▶ _ЦЕЛЬ ЗАДАНИЯ A_
Перепишите дословно отрывок из текста о походе Радивила на Киев — от слов «Разбив Небабу, князь» до слов «все, даже пушки.» включительно.
▶ _ЦЕЛЬ ЗАДАНИЯ B_
Напишите продолжение текста о походе Радивила на Киев, начиная сразу после его последнего предложения.

▶ _ФРАГМЕНТ ТЕКСТА_
↓↓↓

Своею войсковою несправностью, в которой упрекает его Самовидец, он погубил и Тарасенка, в котором украинская историография лишилась такого же предмета прославления, каким обещал ей быть и Костка-Наперский.
Разбив Небабу, князь Януш Радивил отправил Гонсевского на правую сторону Днепра, где Хмельницкий поставил на стороже в Чернобыле Горкушу, а под Киевом — киевского полковника, Антона Ждановича; сам же Радивил подступил к Чернигову, где казаки наготовили множество запасов. Казацкий гарнизон бежал из Чернигова. Радивил занял город и, как был в Польше слух, опустошил по-неприятельски окрестные места.
Между тем Гонсевский разбил Горкушу. Антон Жданович встретил литовское войско в 15 верстах от Киева, и пытался отразить; но, как объясняли царским людям в Чигирине, внял совету киевского митрополита и печерского архимандрита не подвергать казаков напрасной опасности и не раздражать Радивила против Киева, только выполнил благой совет с такой поспешностью, что, по словам жившего тогда в Печерском монастыре Ерлича, побросал в Киеве все, даже пушки.
Радивил занял Киев мирно, насколько это было возможно при известном хищничестве литовского войска. Лагерь свой расположил он в «старосветских валах» около Св. Софии, обезопасил Печерский монастырь сильною стражею, а сам занял квартиру в резиденции митрополита у Св. Софии («w pokojach Ojca Melropolity», пишет Ерлич). Но киевские мещане, еще до прихода Литвы, сели на байдаки вместе с казаками, и ушли к Переяславу, Черкассам и другим поднепровским убежищам, так что Радивил, по словам Самовидца, застал Подольское место мало не пустым.
В это время проезжал через Киев к Хмельницкому царский подъячий, Фомин, вместе с возвращавшимся из Москвы агентом Хмельницкого, назаретским митрополитом Гавриилом; но в донесении царю написал о своем пребывании в Киеве только следующие слова:
«А как у казаков (Ждановича) с поляки (т. e. с Литвою) был бой, и киевские мещане животы свои из Киева вывозили и сами выбежали за Днепр, и в те поры, с великого страхованья, друг друга топтали, и меж ими в Киеве по улицам и на перевозах теснота была большая. А митрополит (Гавриил) и подъячей в те поры от польских людей, будучи в Киеве, были в великом страхованье. А в Киеве города и никаких крепостей нет, и в осаде сидеть от воинских людей негде».
Сентября 4 Потоцкий получил уведомление, что князь Радивил идет на соединение с ним с 2.000 войска, оставив свой обоз и войско под Киевом. Но еще до прихода Радивила донесли Потоцкому, что 5.000 «хлопов», соединясь в двух милях от лагеря, идут к Днепру, неизвестно для чего. Полевой гетман двинулся против них с четырьмя полками и с тысячею пехоты, а великий, с нарядною кавалькадою, встретил в поле Радивила. С обеих сторон (сказано в дневнике) старались показать войсковую роскошь в лошадях, оружии, панцирях, щеголяя кирасами, леопардовыми, тигровыми шкурами, серебром и золотом (z wiclkim splendorem wojskowym z obu siron, konno, zbrojno, pancerno, od kirysow swietnych, lamparfow, tygrysov, Crebra i zlota).

↑↑↑

▶ _ПЕРЕЧЕНЬ СТРОК_
↓↓↓

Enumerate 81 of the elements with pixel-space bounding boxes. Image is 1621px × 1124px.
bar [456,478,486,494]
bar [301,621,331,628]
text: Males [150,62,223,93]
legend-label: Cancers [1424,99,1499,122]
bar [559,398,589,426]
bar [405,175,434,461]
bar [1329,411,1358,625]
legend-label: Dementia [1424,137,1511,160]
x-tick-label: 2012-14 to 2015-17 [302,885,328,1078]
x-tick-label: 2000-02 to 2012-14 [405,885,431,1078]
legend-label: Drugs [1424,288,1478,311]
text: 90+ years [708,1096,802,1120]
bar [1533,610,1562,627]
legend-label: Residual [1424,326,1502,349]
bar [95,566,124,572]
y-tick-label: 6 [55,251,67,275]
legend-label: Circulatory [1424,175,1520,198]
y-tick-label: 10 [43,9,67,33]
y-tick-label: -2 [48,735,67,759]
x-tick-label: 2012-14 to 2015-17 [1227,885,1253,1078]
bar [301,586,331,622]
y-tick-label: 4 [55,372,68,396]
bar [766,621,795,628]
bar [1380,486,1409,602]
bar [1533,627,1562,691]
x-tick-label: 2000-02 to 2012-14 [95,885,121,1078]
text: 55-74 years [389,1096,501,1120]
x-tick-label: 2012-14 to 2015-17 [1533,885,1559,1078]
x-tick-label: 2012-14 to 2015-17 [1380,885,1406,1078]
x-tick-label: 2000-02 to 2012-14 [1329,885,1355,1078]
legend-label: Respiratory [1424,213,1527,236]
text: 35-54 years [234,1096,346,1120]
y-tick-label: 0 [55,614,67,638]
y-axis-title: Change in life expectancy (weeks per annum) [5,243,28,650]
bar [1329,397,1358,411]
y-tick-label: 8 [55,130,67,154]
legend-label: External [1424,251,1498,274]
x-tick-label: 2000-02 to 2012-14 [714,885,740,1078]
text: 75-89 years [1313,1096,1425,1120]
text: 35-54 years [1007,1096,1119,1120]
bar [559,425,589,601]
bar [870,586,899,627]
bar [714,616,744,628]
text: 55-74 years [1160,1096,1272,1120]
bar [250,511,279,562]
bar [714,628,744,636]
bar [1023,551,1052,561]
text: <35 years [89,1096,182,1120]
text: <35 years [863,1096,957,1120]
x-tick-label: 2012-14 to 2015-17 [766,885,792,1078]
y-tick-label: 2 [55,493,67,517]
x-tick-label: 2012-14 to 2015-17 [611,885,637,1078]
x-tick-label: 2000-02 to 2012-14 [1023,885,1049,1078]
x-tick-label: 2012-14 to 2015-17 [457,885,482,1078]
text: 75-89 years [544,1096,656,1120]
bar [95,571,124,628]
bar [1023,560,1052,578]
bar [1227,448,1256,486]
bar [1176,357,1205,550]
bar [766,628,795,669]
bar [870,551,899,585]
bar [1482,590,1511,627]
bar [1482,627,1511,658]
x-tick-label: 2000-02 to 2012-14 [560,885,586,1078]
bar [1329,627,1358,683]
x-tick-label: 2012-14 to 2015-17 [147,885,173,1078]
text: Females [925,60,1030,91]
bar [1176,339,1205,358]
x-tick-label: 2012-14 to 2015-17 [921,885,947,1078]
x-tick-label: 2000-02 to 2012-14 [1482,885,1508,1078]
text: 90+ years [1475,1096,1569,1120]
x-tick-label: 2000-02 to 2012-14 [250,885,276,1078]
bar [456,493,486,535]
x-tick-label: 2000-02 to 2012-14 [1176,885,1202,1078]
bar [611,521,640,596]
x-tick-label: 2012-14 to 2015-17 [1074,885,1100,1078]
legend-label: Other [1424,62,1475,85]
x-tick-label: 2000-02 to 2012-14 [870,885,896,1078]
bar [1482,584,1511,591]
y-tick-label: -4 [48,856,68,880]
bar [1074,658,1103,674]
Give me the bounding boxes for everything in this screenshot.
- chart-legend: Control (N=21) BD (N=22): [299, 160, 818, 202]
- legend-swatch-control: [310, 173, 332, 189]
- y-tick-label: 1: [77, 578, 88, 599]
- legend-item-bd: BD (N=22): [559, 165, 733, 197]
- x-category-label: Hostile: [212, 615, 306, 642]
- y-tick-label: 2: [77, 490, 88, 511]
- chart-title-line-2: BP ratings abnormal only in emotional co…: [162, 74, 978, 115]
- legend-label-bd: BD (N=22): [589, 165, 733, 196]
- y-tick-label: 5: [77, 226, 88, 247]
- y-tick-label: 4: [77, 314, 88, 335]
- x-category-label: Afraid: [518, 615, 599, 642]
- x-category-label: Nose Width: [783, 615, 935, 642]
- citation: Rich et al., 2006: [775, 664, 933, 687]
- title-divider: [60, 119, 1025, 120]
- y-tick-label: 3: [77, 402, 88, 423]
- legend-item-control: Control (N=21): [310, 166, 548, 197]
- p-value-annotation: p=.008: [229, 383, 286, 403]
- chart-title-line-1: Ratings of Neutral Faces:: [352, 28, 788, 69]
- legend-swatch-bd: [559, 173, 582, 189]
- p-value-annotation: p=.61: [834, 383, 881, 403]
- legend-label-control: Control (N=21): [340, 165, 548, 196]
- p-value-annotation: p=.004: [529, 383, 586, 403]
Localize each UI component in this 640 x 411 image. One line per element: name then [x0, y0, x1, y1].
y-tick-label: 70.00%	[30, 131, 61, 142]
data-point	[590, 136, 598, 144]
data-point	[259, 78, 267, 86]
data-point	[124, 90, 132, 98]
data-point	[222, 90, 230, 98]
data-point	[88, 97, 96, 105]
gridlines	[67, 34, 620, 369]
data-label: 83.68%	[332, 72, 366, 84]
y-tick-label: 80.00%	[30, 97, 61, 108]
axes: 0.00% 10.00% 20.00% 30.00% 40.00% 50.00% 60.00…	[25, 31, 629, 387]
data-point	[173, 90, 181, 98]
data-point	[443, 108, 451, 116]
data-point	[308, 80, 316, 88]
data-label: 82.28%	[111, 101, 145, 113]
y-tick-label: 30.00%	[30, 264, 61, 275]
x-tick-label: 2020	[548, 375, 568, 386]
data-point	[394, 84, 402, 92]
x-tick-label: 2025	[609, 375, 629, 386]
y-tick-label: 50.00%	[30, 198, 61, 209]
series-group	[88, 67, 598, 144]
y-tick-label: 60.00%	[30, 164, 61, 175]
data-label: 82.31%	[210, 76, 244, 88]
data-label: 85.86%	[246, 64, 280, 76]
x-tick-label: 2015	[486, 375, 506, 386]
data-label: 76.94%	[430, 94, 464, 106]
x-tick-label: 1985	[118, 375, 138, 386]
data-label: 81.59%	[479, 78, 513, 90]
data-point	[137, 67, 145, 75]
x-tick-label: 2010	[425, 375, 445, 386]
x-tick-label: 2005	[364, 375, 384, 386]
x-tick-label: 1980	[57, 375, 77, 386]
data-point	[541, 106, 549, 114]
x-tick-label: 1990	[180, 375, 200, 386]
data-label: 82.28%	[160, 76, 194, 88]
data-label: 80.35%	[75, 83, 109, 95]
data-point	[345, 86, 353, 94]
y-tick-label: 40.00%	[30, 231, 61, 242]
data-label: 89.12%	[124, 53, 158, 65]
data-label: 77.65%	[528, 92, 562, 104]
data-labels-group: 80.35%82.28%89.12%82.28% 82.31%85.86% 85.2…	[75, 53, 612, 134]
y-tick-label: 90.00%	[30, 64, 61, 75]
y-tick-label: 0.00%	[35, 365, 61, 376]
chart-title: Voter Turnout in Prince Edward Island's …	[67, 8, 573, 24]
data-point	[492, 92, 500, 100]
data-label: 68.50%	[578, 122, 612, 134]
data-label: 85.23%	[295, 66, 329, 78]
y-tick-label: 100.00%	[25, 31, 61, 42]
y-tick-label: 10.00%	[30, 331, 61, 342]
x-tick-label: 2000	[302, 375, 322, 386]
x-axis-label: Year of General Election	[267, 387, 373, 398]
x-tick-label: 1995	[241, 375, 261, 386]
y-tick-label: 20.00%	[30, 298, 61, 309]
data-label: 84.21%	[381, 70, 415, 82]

↑↑↑

▶ _ОТВЕТ НА ЗАДАНИЕ A_
Разбив Небабу, князь Януш Радивил отправил Гонсевского на правую сторону Днепра, где Хмельницкий поставил на стороже в Чернобыле Горкушу, а под Киевом — киевского полковника, Антона Ждановича; сам же Радивил подступил к Чернигову, где казаки наготовили множество запасов. Казацкий гарнизон бежал из Чернигова. Радивил занял город и, как был в Польше слух, опустошил по-неприятельски окрестные места.
Между тем Гонсевский разбил Горкушу. Антон Жданович встретил литовское войско в 15 верстах от Киева, и пытался отразить; но, как объясняли царским людям в Чигирине, внял совету киевского митрополита и печерского архимандрита не подвергать казаков напрасной опасности и не раздражать Радивила против Киева, только выполнил благой совет с такой поспешностью, что, по словам жившего тогда в Печерском монастыре Ерлича, побросал в Киеве все, даже пушки.

▶ _ОТВЕТ НА ЗАДАНИЕ B_
Начались взаимные угощения, а между тем Калиновский, как было слышно, положил на месте 3.000 из 5.000 «хлопов», которые намеревались ударить на литовские байдаки под Киевом и, овладев ими, осадить немногочисленное литовское войско. Одновременно с этими «хлопами» спускались по Десне к Киеву казацкие чайки, и еслиб им удалось покушение, то оно было бы надлежащим комментарием смиренного, миролюбивого и богобоязенного письма казацкого батька к Потоцкому. Казацкая флотилия ударила на литовские байдаки 6 римского сентября, но без пособия пехоты ничего больше не сделала.
В Киеве между тем своевольники (как пишет Ерлич) зажгли «для грабежа» Подол. На другой день пожар возобновился. Сгорело 2.000 домов (одних шляхетских 300) и несколько церквей, в том числе и Пречистая в рынке, в которой хранились градские и земские книги; сгорели также и (братские) «школы».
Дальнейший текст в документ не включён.